[Excerpts from a figure dataset]
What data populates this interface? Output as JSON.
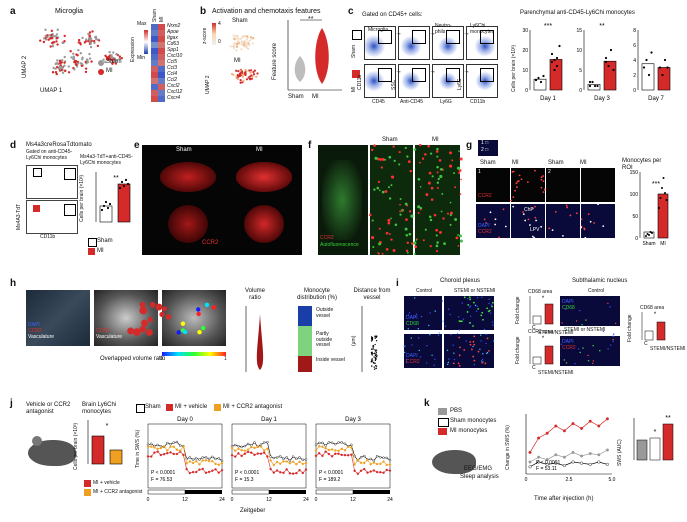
{
  "panels": {
    "a": {
      "label": "a",
      "title": "Microglia",
      "xlabel": "UMAP 1",
      "ylabel": "UMAP 2",
      "legend": [
        "Sham",
        "MI"
      ],
      "expr_label": "Expression",
      "max": "Max",
      "min": "Min",
      "cols": [
        "Sham",
        "MI"
      ],
      "genes": [
        "Nrxn2",
        "Apoe",
        "Itgax",
        "Cd63",
        "Spp1",
        "Cxcl10",
        "Ccl5",
        "Ccl3",
        "Ccl4",
        "Ccl2",
        "Cxcl2",
        "Cxcl12",
        "Cxcr4"
      ]
    },
    "b": {
      "label": "b",
      "title": "Activation and chemotaxis features",
      "sub": "Sham",
      "mi": "MI",
      "zlabel": "z-score",
      "zmax": "4",
      "zmid": "0",
      "ylabel": "UMAP 2",
      "fs": "Feature score",
      "groups": [
        "Sham",
        "MI"
      ],
      "sig": "**"
    },
    "c": {
      "label": "c",
      "title": "Gated on CD45+ cells:",
      "gates": [
        "Microglia",
        "Neutro-phils",
        "Ly6Chi monocytes"
      ],
      "sham": "Sham",
      "mi": "MI",
      "axes": [
        "CD45",
        "Anti-CD45",
        "Ly6G",
        "CD11b"
      ],
      "yaxes": [
        "CD11b",
        "SSC",
        "Ly6C"
      ],
      "barTitle": "Parenchymal anti-CD45-Ly6Chi monocytes",
      "ylabel": "Cells per brain (×10³)",
      "days": [
        "Day 1",
        "Day 3",
        "Day 7"
      ],
      "sigs": [
        "***",
        "**",
        ""
      ]
    },
    "d": {
      "label": "d",
      "title": "Ms4a3creRosaTdtomato",
      "gate": "Gated on anti-CD45-Ly6Chi monocytes",
      "bartitle": "Ms4a3-TdT+anti-CD45-Ly6Chi monocytes",
      "ylabel": "Cells per brain (×10³)",
      "yax": "Ms4A3-TdT",
      "xax": "CD11b",
      "legend": [
        "Sham",
        "MI"
      ],
      "sig": "**"
    },
    "e": {
      "label": "e",
      "sham": "Sham",
      "mi": "MI",
      "marker": "CCR2"
    },
    "f": {
      "label": "f",
      "sham": "Sham",
      "mi": "MI",
      "m1": "CCR2",
      "m2": "Autofluorescence"
    },
    "g": {
      "label": "g",
      "sham": "Sham",
      "mi": "MI",
      "n1": "1",
      "n2": "2",
      "key": [
        "1 □",
        "2 □"
      ],
      "m1": "CCR2",
      "m2": "DAPI",
      "m3": "CCR2",
      "lbl": [
        "ChP",
        "LPV"
      ],
      "bartitle": "Monocytes per ROI",
      "groups": [
        "Sham",
        "MI"
      ],
      "sig": "***",
      "ticks": [
        "150",
        "100",
        "50",
        "0"
      ]
    },
    "h": {
      "label": "h",
      "m1": "DAPI",
      "m2": "CCR2",
      "m3": "Vasculature",
      "ov": "Overlapped volume ratio",
      "cb": [
        "0",
        "1"
      ],
      "t1": "Volume ratio",
      "t2": "Monocyte distribution (%)",
      "t3": "Distance from vessel",
      "cats": [
        "Outside vessel",
        "Partly outside vessel",
        "Inside vessel"
      ],
      "unit": "(μm)"
    },
    "i": {
      "label": "i",
      "cp": "Choroid plexus",
      "stn": "Subthalamic nucleus",
      "ctrl": "Control",
      "stemi": "STEMI or NSTEMI",
      "m1": "DAPI",
      "m2": "CD68",
      "m3": "CCR2",
      "a1": "CD68 area",
      "a2": "CCR2 area",
      "a3": "CD68 area",
      "fc": "Fold change",
      "groups": [
        "C",
        "STEMI/NSTEMI"
      ],
      "sig": "*"
    },
    "j": {
      "label": "j",
      "mouse": "Vehicle or CCR2 antagonist",
      "bt": "Brain Ly6Chi monocytes",
      "ylabel": "Cells per brain (×10³)",
      "sig": "*",
      "legend": [
        "Sham",
        "MI + vehicle",
        "MI + CCR2 antagonist"
      ],
      "days": [
        "Day 0",
        "Day 1",
        "Day 3"
      ],
      "yl": "Time in SWS (%)",
      "xl": "Zeitgeber",
      "p": [
        "P < 0.0001",
        "P < 0.0001",
        "P < 0.0001"
      ],
      "F": [
        "F = 76.53",
        "F = 15.3",
        "F = 189.2"
      ],
      "xt": [
        "0",
        "12",
        "24"
      ],
      "blegend": [
        "MI + vehicle",
        "MI + CCR2 antagonist"
      ]
    },
    "k": {
      "label": "k",
      "legend": [
        "PBS",
        "Sham monocytes",
        "MI monocytes"
      ],
      "eeg": "EEG/EMG",
      "sleep": "Sleep analysis",
      "yl": "Change in SWS (%)",
      "xl": "Time after injection (h)",
      "p": "P < 0.0001",
      "F": "F = 53.11",
      "xt": [
        "0",
        "2.5",
        "5.0"
      ],
      "bl": "SWS (AUC)",
      "sigs": [
        "*",
        "**"
      ]
    }
  },
  "colors": {
    "red": "#d42a2a",
    "orange": "#f0a020",
    "blue": "#1a3ea8",
    "green": "#7fd37f",
    "darkred": "#a01818"
  }
}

TASK DESCRIPTION - Which lines above include the word "ratio"? Return each one.

RESULT -
      "ov": "Overlapped volume ratio",
      "t1": "Volume ratio",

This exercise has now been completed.